__YOUR GOAL__. Pull out every line in the records that contains the string "无痕模式", matching case exactly.
------ RECORDS SUPPLIED ------
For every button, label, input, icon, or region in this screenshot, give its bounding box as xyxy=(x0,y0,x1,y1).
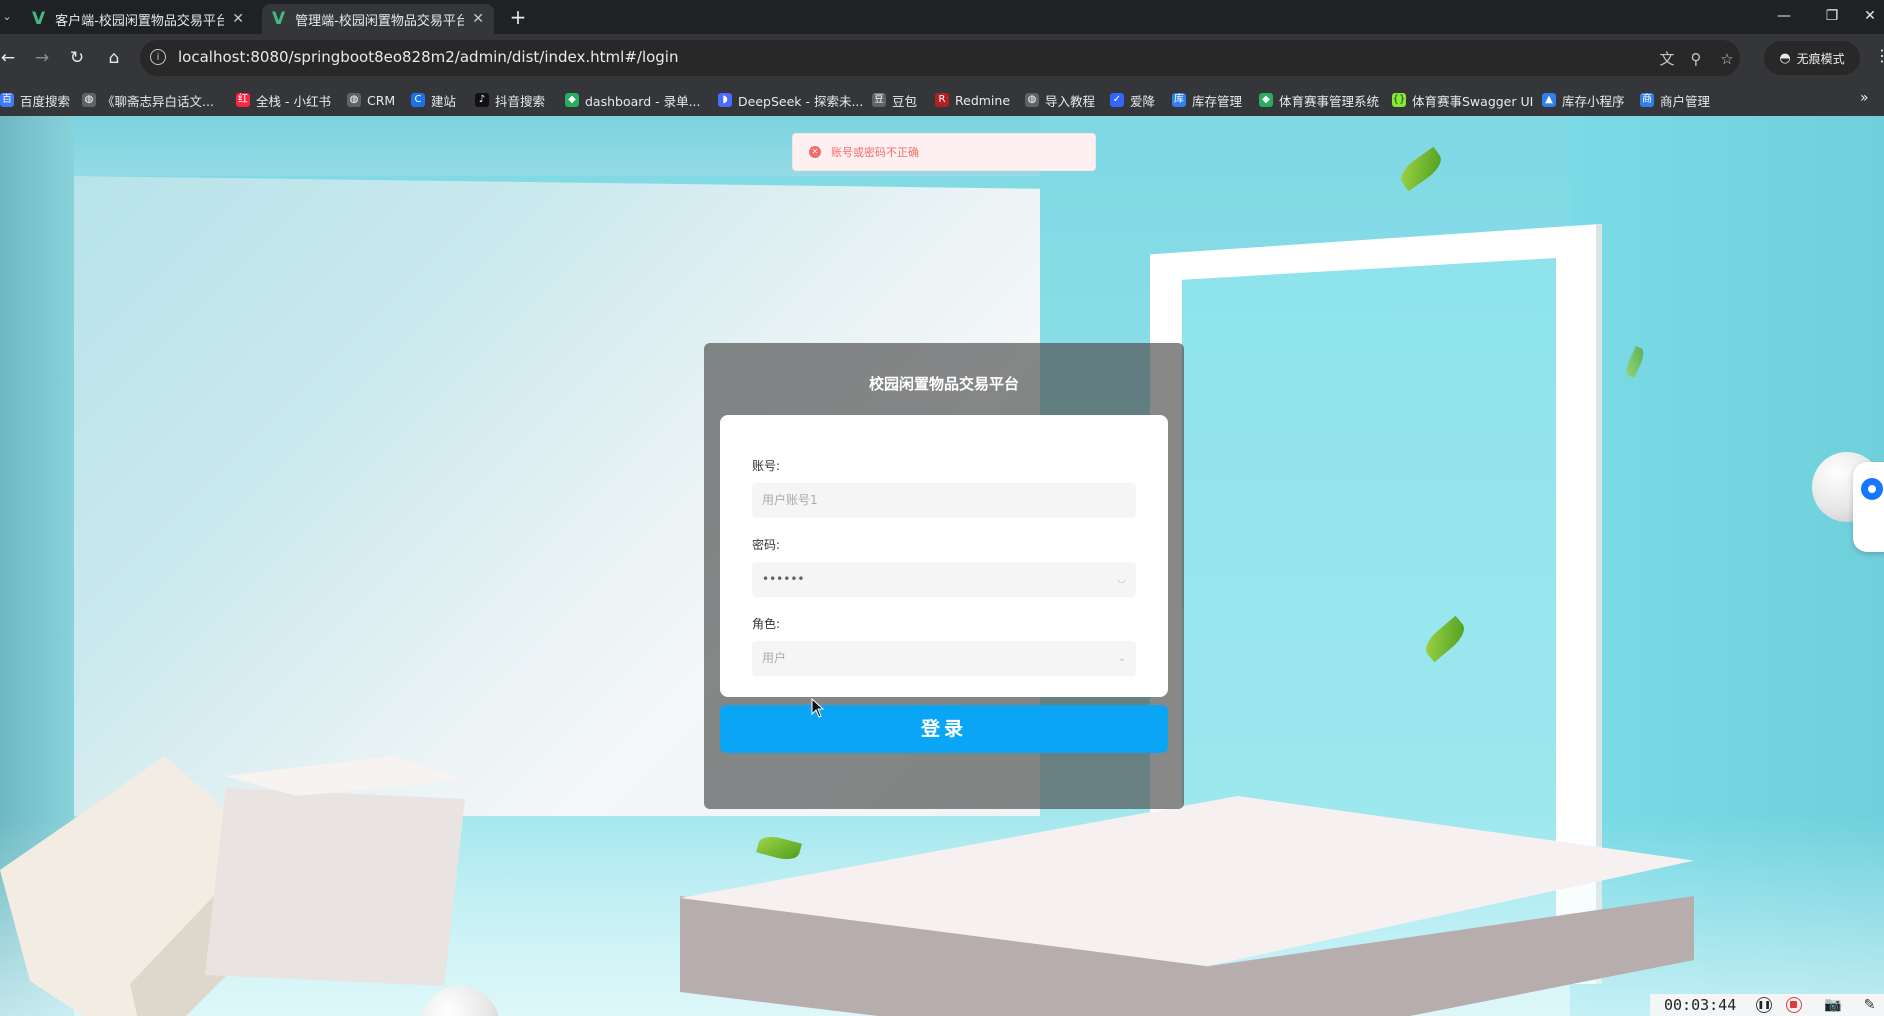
vue-logo-icon: V xyxy=(272,9,286,29)
camera-icon[interactable]: 📷 xyxy=(1824,997,1841,1013)
browser-tab-admin[interactable]: V 管理端-校园闲置物品交易平台 ✕ xyxy=(262,4,494,34)
baidu-icon: 百 xyxy=(0,93,14,107)
password-input[interactable]: •••••• ◡ xyxy=(752,562,1136,597)
douyin-icon: ♪ xyxy=(475,93,489,107)
bookmark-item[interactable]: ◆ dashboard - 录单... xyxy=(565,91,701,109)
restore-icon[interactable]: ❐ xyxy=(1812,0,1852,32)
close-tab-icon[interactable]: ✕ xyxy=(472,11,484,27)
tab-search-chevron-icon[interactable]: ⌄ xyxy=(0,6,14,28)
account-input[interactable]: 用户账号1 xyxy=(752,483,1136,518)
bookmark-item[interactable]: 红全栈 - 小红书 xyxy=(236,91,331,109)
bookmark-item[interactable]: 豆豆包 xyxy=(872,91,917,109)
browser-tab-client[interactable]: V 客户端-校园闲置物品交易平台 ✕ xyxy=(22,4,254,34)
home-icon[interactable]: ⌂ xyxy=(100,44,128,72)
reload-icon[interactable]: ↻ xyxy=(63,44,91,72)
incognito-icon: ◓ xyxy=(1779,50,1791,66)
screen-recorder-bar: 00:03:44 ❚❚ 📷 ✎ xyxy=(1650,994,1884,1016)
more-bookmarks-icon[interactable]: » xyxy=(1860,90,1869,106)
incognito-label: 无痕模式 xyxy=(1796,51,1845,66)
mouse-cursor-icon xyxy=(811,698,825,718)
leaf-decoration-icon xyxy=(1395,146,1447,192)
close-window-icon[interactable]: ✕ xyxy=(1856,0,1884,32)
bookmark-item[interactable]: C 建站 xyxy=(411,91,456,109)
pause-icon[interactable]: ❚❚ xyxy=(1756,997,1773,1013)
shield-icon: ✓ xyxy=(1110,93,1124,107)
browser-tab-bar: ⌄ V 客户端-校园闲置物品交易平台 ✕ V 管理端-校园闲置物品交易平台 ✕ … xyxy=(0,0,1884,34)
site-info-icon[interactable]: i xyxy=(150,49,166,65)
login-card: 校园闲置物品交易平台 账号: 用户账号1 密码: •••••• ◡ 角色: 用户… xyxy=(704,343,1184,809)
incognito-badge[interactable]: ◓ 无痕模式 xyxy=(1764,41,1860,75)
password-toggle-icon[interactable]: ◡ xyxy=(1117,562,1126,597)
app-icon: 商 xyxy=(1640,93,1654,107)
role-select[interactable]: 用户 ⌄ xyxy=(752,641,1136,676)
assistant-icon xyxy=(1861,478,1883,500)
minimize-icon[interactable]: — xyxy=(1764,0,1804,32)
recording-time: 00:03:44 xyxy=(1664,996,1737,1014)
bookmark-item[interactable]: ◍ 《聊斋志异白话文... xyxy=(82,91,214,109)
tab-title: 客户端-校园闲置物品交易平台 xyxy=(55,13,225,29)
doubao-icon: 豆 xyxy=(872,93,886,107)
globe-icon: ◍ xyxy=(347,93,361,107)
floating-assistant-widget[interactable] xyxy=(1853,462,1884,552)
tab-title: 管理端-校园闲置物品交易平台 xyxy=(295,13,465,29)
login-title: 校园闲置物品交易平台 xyxy=(868,375,1019,393)
site-icon: C xyxy=(411,93,425,107)
dashboard-icon: ◆ xyxy=(565,93,579,107)
swagger-icon: {} xyxy=(1392,93,1406,107)
bookmark-item[interactable]: 库库存管理 xyxy=(1172,91,1242,109)
globe-icon: ◍ xyxy=(1025,93,1039,107)
chevron-down-icon: ⌄ xyxy=(1117,653,1126,664)
xiaohongshu-icon: 红 xyxy=(236,93,250,107)
error-message-text: 账号或密码不正确 xyxy=(831,146,919,159)
bookmark-star-icon[interactable]: ☆ xyxy=(1716,48,1738,70)
account-label: 账号: xyxy=(752,459,781,473)
browser-toolbar: ← → ↻ ⌂ i localhost:8080/springboot8eo82… xyxy=(0,34,1884,82)
bookmark-item[interactable]: ✓ 爱降 xyxy=(1110,91,1155,109)
mini-app-icon: ▲ xyxy=(1542,93,1556,107)
error-circle-icon: ✕ xyxy=(809,146,821,158)
globe-icon: ◍ xyxy=(82,93,96,107)
stop-recording-icon[interactable] xyxy=(1786,997,1803,1013)
vue-logo-icon: V xyxy=(32,9,46,29)
bookmark-item[interactable]: ♪ 抖音搜索 xyxy=(475,91,545,109)
bookmark-item[interactable]: 百百度搜索 xyxy=(0,91,70,109)
bookmark-item[interactable]: R Redmine xyxy=(935,91,1010,109)
login-form: 账号: 用户账号1 密码: •••••• ◡ 角色: 用户 ⌄ xyxy=(720,415,1168,697)
dashboard-icon: ◆ xyxy=(1259,93,1273,107)
bookmark-item[interactable]: ◗ DeepSeek - 探索未... xyxy=(718,91,863,109)
deepseek-icon: ◗ xyxy=(718,93,732,107)
bookmark-item[interactable]: ◍ CRM xyxy=(347,91,395,109)
role-value: 用户 xyxy=(762,651,787,665)
zoom-icon[interactable]: ⚲ xyxy=(1685,48,1707,70)
password-value: •••••• xyxy=(762,572,805,586)
login-button[interactable]: 登录 xyxy=(720,705,1168,753)
error-message: ✕ 账号或密码不正确 xyxy=(792,133,1096,171)
password-label: 密码: xyxy=(752,538,781,552)
bookmark-item[interactable]: ◆ 体育赛事管理系统 xyxy=(1259,91,1379,109)
close-tab-icon[interactable]: ✕ xyxy=(232,11,244,27)
bookmarks-bar: 百百度搜索 ◍ 《聊斋志异白话文... 红全栈 - 小红书 ◍ CRM C 建站 ♪ 抖… xyxy=(0,82,1884,117)
browser-menu-icon[interactable]: ⋮ xyxy=(1874,46,1884,65)
redmine-icon: R xyxy=(935,93,949,107)
address-bar[interactable]: i localhost:8080/springboot8eo828m2/admi… xyxy=(140,40,1740,76)
bookmark-item[interactable]: ◍ 导入教程 xyxy=(1025,91,1095,109)
url-text[interactable]: localhost:8080/springboot8eo828m2/admin/… xyxy=(178,48,679,66)
app-icon: 库 xyxy=(1172,93,1186,107)
bookmark-item[interactable]: {} 体育赛事Swagger UI xyxy=(1392,91,1533,109)
bookmark-item[interactable]: ▲ 库存小程序 xyxy=(1542,91,1625,109)
forward-arrow-icon[interactable]: → xyxy=(28,44,56,72)
back-arrow-icon[interactable]: ← xyxy=(0,44,22,72)
bookmark-item[interactable]: 商商户管理 xyxy=(1640,91,1710,109)
translate-icon[interactable]: 文 xyxy=(1656,48,1678,70)
new-tab-icon[interactable]: + xyxy=(505,4,531,30)
background-cube xyxy=(205,788,465,986)
pen-icon[interactable]: ✎ xyxy=(1864,997,1876,1013)
role-label: 角色: xyxy=(752,617,781,631)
------
__SOLUTION TO THE EXERCISE__.
incognito-label: 无痕模式 xyxy=(1796,51,1845,66)
incognito-badge[interactable]: ◓ 无痕模式 xyxy=(1764,41,1860,75)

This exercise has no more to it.